Raw records
+---+
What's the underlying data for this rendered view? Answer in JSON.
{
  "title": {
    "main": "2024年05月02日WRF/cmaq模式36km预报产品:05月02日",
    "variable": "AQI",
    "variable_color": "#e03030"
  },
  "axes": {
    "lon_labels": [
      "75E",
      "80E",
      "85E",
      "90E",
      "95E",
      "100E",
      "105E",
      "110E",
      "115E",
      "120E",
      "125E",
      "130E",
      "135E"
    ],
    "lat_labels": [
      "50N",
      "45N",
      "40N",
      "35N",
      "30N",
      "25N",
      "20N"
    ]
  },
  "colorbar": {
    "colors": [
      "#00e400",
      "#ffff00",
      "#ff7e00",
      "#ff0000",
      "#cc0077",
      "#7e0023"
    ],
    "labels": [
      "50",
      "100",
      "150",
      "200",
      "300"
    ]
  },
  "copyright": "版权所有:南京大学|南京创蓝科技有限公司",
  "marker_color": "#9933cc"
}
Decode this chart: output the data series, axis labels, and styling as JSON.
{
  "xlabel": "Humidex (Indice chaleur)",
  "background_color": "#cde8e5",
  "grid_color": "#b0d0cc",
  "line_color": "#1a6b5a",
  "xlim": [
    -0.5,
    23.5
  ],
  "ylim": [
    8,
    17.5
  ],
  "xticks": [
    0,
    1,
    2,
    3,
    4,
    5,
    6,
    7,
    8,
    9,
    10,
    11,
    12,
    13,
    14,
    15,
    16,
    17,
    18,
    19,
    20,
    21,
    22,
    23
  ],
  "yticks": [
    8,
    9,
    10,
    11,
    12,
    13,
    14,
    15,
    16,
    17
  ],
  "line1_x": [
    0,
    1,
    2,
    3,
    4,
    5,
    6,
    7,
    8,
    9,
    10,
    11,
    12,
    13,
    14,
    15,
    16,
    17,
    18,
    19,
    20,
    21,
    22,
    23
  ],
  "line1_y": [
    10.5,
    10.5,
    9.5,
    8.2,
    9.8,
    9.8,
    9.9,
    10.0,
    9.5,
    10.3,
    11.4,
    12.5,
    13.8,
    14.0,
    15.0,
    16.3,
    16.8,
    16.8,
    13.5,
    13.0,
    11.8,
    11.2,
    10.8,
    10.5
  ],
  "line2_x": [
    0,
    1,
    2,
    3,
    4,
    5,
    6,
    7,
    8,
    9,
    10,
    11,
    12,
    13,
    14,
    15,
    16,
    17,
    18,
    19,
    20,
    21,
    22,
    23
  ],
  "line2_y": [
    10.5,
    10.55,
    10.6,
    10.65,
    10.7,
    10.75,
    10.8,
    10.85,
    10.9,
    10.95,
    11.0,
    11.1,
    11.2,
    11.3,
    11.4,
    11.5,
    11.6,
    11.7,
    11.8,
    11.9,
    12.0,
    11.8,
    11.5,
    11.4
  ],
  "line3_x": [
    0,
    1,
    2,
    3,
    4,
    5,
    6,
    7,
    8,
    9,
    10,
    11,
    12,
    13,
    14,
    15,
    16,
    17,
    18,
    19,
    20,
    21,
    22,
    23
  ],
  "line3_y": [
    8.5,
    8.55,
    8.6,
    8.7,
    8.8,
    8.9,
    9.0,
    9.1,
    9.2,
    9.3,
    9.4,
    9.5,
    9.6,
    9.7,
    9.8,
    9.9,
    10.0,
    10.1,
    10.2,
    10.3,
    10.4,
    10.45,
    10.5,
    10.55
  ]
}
+---+
Count every line above that holds the word "this", and state the number and nothing more.

2